It's not a dominant database anywhere on the outside.
(What's that? Well, if you ever walk into a place like a gigantic oil refinery, you'll see a bunch of people working there. If you look long enough, you'll notice that each of them have an expensive-looking radio ("walkie talkie") on their hip. Some of those radios may be my fault -- and of those that are, there's an MS SQL database that knows exactly how it was programmed. But I didn't pick it; that's just how the system operates.)
It’s completely dominant in its industry and has no real competition. Pricing starts at $200 a month for the most basic, single user setup and goes up (way up) from there.
And no, it doesn’t work on ARM, at all. I tried.
However since we now got the tools for running on both, and experience migrating, we might be moving to PostgreSQL at some point in not too distant future. Managed MSSQL in Azure is not cheap.
And "Holy crap, this is not cheap" is why I see plenty of companies transitioning off MSSQL.
Microsoft is heavily investing in Postgres in fact which is why they bought PostGres sharding company, Citus and looking at commit history on PostGres, they have several employees actively working on it. They also contributed DocumentDB which is Mongo over Postgres.
It will take a long time to die and Microsoft will still continue to do little work on the product and stack your money in their vault while giggling.
They have all been dotnet ecosystem, but self hosted rather than Azure
I think the latest versions of SQL Server also run on Linux now.
Very seldom I use something like Postegres, last time was in 2018.

------------------------------------------------------------

◆ Task brief ◆
Reproduce the discussion of Microsoft SQL Server word for word, from "However since we" up to and including "is not cheap.". The records are separate material, unconnected to the discussion of Microsoft SQL Server above.

------------------------------------------------------------

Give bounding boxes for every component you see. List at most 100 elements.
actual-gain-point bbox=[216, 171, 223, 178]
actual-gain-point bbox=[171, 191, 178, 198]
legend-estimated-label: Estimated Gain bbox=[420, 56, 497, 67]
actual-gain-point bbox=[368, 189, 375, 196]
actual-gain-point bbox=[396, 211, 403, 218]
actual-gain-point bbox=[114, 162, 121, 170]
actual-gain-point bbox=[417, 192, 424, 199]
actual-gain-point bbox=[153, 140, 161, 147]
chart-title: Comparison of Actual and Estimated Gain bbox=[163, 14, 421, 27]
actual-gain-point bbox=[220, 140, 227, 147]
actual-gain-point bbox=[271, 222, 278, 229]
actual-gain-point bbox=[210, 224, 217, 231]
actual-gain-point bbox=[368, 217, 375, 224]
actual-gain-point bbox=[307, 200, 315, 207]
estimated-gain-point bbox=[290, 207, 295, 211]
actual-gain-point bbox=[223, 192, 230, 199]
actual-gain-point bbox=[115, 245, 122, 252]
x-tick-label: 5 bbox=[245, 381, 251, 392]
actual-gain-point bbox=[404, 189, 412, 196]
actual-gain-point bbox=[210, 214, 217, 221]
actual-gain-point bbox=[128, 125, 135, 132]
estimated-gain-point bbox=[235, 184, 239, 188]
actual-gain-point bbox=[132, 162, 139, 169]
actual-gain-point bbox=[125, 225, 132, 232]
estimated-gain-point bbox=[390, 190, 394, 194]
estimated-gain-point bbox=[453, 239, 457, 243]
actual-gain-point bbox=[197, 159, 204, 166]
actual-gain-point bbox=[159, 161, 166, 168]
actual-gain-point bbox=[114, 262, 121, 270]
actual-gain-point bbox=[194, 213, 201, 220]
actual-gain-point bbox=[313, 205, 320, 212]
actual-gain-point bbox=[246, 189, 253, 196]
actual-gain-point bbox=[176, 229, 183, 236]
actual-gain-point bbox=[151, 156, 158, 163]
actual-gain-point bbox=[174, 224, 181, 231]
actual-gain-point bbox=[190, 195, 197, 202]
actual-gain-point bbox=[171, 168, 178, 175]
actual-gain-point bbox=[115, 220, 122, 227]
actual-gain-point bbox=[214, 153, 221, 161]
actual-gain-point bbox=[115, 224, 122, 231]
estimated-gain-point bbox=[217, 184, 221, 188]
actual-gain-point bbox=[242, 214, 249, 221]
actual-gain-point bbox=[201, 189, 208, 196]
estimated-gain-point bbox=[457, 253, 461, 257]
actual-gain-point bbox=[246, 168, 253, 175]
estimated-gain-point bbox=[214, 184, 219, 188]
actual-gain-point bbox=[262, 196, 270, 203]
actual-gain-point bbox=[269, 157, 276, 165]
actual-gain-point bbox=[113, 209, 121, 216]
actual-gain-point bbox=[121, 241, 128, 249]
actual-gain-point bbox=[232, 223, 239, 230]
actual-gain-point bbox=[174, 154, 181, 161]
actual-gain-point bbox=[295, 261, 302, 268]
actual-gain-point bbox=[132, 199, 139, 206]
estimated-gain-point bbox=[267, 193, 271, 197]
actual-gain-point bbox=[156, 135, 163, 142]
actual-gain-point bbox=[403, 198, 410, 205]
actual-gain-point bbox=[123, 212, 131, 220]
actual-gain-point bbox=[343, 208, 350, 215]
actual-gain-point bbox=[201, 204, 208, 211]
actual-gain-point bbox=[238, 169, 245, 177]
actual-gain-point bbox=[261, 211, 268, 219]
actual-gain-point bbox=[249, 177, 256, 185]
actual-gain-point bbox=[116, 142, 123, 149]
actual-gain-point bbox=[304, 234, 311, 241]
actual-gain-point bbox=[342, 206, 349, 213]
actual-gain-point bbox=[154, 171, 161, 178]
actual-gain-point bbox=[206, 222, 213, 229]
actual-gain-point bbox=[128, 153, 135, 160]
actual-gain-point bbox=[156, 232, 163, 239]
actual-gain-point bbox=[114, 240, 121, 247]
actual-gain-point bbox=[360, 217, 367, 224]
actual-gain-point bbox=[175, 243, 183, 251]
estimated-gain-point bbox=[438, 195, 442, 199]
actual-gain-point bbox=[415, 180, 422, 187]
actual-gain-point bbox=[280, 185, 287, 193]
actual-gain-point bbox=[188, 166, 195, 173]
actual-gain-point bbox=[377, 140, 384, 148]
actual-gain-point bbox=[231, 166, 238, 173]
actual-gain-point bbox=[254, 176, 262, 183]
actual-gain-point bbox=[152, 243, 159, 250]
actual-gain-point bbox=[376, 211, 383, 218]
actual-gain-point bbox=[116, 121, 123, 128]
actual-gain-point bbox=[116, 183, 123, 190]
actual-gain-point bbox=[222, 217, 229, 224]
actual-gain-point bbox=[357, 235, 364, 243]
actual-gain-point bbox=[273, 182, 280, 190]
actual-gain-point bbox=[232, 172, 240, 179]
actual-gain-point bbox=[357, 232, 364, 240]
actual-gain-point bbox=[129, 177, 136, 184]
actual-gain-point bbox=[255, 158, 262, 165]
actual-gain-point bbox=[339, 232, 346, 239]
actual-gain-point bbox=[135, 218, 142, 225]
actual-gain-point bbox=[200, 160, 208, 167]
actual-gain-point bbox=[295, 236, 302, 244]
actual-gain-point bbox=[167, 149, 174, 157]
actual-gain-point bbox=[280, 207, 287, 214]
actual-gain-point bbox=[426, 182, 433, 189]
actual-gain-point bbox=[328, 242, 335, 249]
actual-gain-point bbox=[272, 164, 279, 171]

------------------------------------------------------------

◆ Exercise result ◆
However since we now got the tools for running on both, and experience migrating, we might be moving to PostgreSQL at some point in not too distant future. Managed MSSQL in Azure is not cheap.